▶ What the task asks
Extract from the listing each line in which the word "Biomass" appears.

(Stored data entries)
■ ■ ■ ■ ■ ■ ■

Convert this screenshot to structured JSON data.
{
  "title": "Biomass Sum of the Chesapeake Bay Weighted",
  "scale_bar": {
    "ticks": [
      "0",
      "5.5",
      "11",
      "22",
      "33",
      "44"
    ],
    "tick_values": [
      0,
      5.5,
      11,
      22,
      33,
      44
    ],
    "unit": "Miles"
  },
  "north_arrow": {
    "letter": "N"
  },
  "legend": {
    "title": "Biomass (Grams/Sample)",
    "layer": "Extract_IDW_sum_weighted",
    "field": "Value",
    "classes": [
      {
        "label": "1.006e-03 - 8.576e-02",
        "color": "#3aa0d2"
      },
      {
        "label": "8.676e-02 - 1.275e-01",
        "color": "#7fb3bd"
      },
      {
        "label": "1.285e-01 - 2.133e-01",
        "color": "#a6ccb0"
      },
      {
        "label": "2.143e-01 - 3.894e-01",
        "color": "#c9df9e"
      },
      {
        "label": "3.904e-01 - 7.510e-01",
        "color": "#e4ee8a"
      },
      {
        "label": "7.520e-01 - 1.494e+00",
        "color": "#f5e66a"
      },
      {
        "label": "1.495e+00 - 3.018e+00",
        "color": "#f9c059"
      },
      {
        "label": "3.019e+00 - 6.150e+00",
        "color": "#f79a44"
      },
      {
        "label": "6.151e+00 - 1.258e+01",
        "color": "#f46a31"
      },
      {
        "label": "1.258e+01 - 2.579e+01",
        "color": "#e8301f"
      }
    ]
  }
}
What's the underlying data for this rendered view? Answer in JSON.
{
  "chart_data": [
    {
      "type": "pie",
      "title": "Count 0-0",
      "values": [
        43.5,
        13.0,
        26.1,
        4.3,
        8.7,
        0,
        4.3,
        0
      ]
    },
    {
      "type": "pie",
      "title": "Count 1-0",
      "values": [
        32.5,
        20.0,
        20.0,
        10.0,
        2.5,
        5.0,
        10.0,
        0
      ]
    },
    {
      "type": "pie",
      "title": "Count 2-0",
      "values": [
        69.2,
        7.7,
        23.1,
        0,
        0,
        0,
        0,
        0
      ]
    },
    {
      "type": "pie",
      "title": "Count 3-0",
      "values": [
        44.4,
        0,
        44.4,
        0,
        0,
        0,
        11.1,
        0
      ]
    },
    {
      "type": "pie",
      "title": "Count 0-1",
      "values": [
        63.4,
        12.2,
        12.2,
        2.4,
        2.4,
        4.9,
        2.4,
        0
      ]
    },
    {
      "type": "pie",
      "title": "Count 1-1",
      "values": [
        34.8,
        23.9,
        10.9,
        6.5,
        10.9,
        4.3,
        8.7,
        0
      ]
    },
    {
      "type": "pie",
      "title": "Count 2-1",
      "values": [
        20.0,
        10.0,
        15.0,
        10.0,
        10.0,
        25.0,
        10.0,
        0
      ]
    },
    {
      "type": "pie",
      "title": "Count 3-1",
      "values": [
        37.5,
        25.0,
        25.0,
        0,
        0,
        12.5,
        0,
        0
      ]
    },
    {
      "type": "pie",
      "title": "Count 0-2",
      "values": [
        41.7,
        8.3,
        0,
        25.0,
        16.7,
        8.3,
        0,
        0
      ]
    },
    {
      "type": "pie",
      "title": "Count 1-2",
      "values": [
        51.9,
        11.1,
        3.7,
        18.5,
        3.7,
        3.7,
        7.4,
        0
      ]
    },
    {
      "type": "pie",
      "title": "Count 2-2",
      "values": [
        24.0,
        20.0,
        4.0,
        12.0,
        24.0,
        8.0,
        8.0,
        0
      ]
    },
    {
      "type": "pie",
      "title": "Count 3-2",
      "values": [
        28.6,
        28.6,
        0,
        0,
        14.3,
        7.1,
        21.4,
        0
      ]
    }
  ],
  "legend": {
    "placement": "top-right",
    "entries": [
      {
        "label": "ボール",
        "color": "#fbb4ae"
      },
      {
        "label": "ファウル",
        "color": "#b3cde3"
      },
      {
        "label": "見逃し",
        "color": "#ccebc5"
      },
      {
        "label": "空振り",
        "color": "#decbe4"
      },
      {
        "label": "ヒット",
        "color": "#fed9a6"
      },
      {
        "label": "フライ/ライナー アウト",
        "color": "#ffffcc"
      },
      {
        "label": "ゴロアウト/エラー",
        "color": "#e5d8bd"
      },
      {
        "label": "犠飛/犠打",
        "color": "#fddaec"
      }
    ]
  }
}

■ ■ ■ ■ ■ ■ ■

▶ Answer to this problem
  "title": "Biomass Sum of the Chesapeake Bay Weighted",
    "title": "Biomass (Grams/Sample)",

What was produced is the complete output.